Written exercise 1. Copy the records word for word, from their first line through the line containing "dark lower stacks xyxy=(636,288,699,384)".
◆ ◆ ◆ ◆ ◆
Single by 2PM

from the album Grown
- Released: May 6, 2013
- Recorded: 2013
- Genre: K-pop; Electropop; R&B;
- Length: 3:38
- Label: JYP
- Songwriters: Park Jin-young; Ok Taec-yeon;
- Producer: Park Jin-young

2PM singles chronology
| "Masquerade" (2012) | "Comeback When You Hear This Song" (2013) | "A.D.T.O.Y." (2013) |

Music video
- "Comeback When You Hear This Song" on YouTube

= Comeback When You Hear This Song =

2013 single by 2PM

"Comeback When You Hear This Song" is a song recorded by South Korean boy group 2PM. It is one of two title tracks for their studio album Grown, released by JYP Entertainment on May 6, 2013.
◆ ◆ ◆ ◆ ◆
Written exercise 2. Using the text about the 2PM single, say whether each statement agrees with it, answering yes or no and quoting the deciding words: (a) The song was released by JYP Entertainment. (b) The song runs four minutes. (c) Park Jin-young produced the single.
◆ ◆ ◆ ◆ ◆
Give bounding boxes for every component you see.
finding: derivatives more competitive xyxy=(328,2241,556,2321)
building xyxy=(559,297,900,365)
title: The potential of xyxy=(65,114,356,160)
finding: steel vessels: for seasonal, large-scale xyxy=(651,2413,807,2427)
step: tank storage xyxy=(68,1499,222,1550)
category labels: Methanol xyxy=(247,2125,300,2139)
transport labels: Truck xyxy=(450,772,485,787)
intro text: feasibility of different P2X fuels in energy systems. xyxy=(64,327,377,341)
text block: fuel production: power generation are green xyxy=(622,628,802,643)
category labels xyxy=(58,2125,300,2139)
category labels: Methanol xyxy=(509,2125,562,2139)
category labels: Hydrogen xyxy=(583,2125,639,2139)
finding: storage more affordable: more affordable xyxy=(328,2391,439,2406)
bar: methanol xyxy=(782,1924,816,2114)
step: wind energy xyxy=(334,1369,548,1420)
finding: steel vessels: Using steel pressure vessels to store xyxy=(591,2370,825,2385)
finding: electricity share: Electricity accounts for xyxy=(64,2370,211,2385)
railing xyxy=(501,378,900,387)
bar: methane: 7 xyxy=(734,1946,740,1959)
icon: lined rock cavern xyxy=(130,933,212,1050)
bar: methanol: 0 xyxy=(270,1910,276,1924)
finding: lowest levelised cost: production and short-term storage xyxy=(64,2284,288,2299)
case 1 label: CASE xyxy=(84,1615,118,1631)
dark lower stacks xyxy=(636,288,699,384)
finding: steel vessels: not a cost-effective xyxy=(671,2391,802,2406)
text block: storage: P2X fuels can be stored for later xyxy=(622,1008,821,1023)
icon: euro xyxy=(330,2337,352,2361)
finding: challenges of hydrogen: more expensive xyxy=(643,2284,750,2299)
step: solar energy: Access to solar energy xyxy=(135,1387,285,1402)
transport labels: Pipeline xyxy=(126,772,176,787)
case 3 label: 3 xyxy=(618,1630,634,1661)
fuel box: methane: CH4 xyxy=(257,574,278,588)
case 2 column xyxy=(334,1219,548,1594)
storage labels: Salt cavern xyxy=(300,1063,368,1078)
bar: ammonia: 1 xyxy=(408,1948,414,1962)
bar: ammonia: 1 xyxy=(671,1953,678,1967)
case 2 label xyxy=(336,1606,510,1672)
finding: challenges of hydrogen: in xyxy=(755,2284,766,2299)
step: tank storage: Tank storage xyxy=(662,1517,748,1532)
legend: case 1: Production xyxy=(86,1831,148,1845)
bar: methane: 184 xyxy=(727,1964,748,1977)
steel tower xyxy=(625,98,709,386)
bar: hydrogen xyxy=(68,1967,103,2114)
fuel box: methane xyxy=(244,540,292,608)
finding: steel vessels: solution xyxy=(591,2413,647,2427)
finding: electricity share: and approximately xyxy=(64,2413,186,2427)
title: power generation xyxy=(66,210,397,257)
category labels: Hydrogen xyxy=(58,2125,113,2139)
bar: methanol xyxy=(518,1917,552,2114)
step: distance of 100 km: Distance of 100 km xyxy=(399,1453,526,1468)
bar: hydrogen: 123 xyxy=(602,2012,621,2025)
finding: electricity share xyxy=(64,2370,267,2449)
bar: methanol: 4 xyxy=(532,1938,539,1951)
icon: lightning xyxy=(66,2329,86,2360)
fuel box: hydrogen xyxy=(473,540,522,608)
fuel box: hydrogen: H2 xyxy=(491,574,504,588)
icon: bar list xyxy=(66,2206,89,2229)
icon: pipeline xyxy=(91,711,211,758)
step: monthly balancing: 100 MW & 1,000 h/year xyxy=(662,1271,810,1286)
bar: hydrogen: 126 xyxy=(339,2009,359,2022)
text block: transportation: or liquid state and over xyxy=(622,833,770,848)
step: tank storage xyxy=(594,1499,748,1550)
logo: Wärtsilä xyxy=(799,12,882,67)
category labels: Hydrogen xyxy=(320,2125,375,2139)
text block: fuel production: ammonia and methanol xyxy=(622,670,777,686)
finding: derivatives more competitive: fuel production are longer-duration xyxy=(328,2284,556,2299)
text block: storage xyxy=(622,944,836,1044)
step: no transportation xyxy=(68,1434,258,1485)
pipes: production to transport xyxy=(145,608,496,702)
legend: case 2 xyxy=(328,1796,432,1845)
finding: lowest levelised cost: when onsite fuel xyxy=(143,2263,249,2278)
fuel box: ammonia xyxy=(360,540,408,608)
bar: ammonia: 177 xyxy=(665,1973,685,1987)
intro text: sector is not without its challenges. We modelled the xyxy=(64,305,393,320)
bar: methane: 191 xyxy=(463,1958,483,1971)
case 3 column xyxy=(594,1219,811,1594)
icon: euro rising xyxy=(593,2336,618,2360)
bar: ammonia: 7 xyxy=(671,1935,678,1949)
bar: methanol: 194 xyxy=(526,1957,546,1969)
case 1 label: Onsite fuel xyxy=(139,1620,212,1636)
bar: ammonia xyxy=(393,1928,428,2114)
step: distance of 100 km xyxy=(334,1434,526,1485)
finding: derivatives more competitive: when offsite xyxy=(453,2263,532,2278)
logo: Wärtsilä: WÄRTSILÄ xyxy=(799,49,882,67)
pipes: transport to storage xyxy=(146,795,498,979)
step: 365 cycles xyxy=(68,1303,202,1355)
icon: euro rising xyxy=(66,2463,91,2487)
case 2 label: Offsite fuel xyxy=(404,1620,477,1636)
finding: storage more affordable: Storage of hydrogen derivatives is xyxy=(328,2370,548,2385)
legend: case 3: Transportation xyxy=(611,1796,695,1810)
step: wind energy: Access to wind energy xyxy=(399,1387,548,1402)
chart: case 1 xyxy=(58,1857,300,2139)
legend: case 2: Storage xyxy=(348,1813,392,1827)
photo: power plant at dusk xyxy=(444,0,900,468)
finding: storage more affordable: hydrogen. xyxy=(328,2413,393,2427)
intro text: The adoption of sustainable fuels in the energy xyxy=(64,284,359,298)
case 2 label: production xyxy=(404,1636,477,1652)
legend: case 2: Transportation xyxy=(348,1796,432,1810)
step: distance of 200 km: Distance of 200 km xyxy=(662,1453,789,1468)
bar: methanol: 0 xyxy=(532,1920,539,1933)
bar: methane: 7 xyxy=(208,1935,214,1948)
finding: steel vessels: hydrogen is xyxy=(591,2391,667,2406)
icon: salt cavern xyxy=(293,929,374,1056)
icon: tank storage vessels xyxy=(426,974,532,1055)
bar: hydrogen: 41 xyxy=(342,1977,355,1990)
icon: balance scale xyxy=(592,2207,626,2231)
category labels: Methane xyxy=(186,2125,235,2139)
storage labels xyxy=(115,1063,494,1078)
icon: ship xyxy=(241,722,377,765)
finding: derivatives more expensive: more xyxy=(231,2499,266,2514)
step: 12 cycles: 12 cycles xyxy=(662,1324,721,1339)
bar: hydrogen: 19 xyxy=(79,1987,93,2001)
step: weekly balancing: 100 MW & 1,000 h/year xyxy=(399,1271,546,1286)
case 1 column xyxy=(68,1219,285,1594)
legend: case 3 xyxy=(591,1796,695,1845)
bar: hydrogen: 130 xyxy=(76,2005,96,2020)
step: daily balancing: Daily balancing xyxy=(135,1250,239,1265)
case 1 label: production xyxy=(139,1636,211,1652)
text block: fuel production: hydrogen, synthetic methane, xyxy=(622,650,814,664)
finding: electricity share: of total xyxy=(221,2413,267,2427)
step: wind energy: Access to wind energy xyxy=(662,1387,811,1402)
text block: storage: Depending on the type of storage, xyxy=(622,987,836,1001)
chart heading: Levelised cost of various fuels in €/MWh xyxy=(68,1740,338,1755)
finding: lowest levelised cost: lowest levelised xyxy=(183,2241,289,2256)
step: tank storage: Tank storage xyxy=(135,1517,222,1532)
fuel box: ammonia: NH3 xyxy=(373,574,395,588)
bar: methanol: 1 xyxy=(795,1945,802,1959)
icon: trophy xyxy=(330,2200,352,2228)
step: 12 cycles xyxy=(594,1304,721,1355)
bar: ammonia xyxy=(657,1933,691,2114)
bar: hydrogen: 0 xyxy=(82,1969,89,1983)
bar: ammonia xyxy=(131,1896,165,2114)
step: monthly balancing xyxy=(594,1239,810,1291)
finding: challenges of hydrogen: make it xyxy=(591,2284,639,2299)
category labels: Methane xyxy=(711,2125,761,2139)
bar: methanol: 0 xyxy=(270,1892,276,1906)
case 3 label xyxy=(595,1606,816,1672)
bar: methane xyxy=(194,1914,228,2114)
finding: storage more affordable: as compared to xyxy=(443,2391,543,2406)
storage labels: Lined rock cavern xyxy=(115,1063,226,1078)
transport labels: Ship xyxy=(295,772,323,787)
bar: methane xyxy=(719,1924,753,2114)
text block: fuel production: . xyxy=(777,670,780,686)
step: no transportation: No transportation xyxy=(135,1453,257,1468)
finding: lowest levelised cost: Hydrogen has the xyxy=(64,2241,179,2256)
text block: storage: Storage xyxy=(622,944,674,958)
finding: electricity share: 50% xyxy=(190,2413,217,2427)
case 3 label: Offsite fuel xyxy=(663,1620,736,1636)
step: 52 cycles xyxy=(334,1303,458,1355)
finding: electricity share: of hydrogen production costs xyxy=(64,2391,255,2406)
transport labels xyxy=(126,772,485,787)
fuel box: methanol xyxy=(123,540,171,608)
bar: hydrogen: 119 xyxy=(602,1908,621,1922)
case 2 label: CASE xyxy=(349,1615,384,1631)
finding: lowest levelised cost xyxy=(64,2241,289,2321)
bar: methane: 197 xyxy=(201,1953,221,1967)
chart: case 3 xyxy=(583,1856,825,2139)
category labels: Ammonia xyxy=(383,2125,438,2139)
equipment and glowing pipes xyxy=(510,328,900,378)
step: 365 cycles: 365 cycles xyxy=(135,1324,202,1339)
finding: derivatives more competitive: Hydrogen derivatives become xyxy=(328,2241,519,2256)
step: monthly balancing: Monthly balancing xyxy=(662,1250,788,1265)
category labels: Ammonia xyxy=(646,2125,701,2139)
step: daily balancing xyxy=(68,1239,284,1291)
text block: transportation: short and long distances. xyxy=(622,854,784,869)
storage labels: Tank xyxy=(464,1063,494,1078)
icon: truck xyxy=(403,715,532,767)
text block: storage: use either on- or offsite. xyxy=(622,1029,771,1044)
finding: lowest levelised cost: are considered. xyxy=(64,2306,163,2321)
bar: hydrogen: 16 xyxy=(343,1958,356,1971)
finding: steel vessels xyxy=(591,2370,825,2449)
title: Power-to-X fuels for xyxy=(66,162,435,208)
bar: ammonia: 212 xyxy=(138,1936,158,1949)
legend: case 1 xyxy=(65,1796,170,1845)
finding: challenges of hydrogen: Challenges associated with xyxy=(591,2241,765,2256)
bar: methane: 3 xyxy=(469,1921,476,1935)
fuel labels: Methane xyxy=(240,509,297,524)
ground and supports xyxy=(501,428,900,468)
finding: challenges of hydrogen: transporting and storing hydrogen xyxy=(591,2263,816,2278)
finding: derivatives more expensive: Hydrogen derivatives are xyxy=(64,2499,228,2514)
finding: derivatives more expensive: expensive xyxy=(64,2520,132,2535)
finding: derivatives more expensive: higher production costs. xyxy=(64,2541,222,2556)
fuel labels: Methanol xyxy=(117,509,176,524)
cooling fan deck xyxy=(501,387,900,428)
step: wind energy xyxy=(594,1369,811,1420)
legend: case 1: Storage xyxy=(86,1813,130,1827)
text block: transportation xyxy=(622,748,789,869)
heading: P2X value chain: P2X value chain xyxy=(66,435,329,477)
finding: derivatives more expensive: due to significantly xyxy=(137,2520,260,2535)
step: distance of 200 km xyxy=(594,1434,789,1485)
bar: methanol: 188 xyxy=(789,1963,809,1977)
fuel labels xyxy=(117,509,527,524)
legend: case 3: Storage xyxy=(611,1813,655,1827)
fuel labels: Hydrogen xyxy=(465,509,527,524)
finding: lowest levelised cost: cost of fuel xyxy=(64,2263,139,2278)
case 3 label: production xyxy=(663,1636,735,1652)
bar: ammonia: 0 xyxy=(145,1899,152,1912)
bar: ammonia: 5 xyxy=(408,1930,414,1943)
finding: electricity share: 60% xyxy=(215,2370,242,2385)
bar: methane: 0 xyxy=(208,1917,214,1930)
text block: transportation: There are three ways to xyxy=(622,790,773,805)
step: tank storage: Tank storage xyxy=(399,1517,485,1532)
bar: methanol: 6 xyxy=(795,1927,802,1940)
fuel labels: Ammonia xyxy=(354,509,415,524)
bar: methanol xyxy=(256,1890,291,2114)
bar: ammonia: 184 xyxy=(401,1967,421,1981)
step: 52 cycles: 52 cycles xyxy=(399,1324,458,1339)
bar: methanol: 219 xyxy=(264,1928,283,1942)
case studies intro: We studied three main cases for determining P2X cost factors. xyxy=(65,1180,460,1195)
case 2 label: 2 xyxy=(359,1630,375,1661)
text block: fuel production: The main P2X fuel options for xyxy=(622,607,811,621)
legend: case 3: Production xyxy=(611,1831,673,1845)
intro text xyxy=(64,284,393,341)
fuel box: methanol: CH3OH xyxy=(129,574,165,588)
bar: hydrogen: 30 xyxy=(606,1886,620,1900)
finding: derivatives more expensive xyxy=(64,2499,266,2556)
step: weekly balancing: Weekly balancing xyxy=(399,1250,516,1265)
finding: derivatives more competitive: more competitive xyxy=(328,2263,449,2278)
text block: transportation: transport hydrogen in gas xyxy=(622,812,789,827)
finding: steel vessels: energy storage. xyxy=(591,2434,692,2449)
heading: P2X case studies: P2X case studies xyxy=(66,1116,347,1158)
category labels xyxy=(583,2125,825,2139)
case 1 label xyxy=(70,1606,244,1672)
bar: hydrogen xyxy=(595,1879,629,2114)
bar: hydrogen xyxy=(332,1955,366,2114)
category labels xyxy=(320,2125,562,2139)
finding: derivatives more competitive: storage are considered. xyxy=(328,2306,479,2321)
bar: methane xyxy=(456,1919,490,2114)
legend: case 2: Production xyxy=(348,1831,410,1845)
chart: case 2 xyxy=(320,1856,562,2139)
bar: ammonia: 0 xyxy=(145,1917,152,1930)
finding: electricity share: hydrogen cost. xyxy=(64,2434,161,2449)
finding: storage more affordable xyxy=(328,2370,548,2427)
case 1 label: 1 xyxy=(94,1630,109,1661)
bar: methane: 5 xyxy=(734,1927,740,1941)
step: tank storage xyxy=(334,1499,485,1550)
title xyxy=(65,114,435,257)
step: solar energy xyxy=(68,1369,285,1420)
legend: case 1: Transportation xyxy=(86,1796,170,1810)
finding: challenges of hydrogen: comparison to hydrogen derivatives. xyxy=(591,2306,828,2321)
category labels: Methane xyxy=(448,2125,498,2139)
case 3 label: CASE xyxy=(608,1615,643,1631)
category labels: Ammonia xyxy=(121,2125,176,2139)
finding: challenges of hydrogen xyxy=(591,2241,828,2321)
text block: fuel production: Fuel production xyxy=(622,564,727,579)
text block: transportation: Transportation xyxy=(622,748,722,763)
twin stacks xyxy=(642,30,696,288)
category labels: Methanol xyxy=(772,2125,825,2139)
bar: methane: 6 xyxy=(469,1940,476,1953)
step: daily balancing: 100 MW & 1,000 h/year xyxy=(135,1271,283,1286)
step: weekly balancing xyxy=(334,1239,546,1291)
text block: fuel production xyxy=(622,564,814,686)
◆ ◆ ◆ ◆ ◆
Full solution 1.
Give bounding boxes for every component you see.
finding: derivatives more competitive xyxy=(328,2241,556,2321)
building xyxy=(559,297,900,365)
title: The potential of xyxy=(65,114,356,160)
finding: steel vessels: for seasonal, large-scale xyxy=(651,2413,807,2427)
step: tank storage xyxy=(68,1499,222,1550)
category labels: Methanol xyxy=(247,2125,300,2139)
transport labels: Truck xyxy=(450,772,485,787)
intro text: feasibility of different P2X fuels in energy systems. xyxy=(64,327,377,341)
text block: fuel production: power generation are green xyxy=(622,628,802,643)
category labels xyxy=(58,2125,300,2139)
category labels: Methanol xyxy=(509,2125,562,2139)
category labels: Hydrogen xyxy=(583,2125,639,2139)
finding: storage more affordable: more affordable xyxy=(328,2391,439,2406)
bar: methanol xyxy=(782,1924,816,2114)
step: wind energy xyxy=(334,1369,548,1420)
finding: steel vessels: Using steel pressure vessels to store xyxy=(591,2370,825,2385)
finding: electricity share: Electricity accounts for xyxy=(64,2370,211,2385)
railing xyxy=(501,378,900,387)
bar: methane: 7 xyxy=(734,1946,740,1959)
icon: lined rock cavern xyxy=(130,933,212,1050)
bar: methanol: 0 xyxy=(270,1910,276,1924)
finding: lowest levelised cost: production and short-term storage xyxy=(64,2284,288,2299)
case 1 label: CASE xyxy=(84,1615,118,1631)
dark lower stacks xyxy=(636,288,699,384)

Full solution 2.
(a) Yes: "released by JYP Entertainment on May 6, 2013"
(b) No: "Length: 3:38"
(c) Yes: "Producer: Park Jin-young"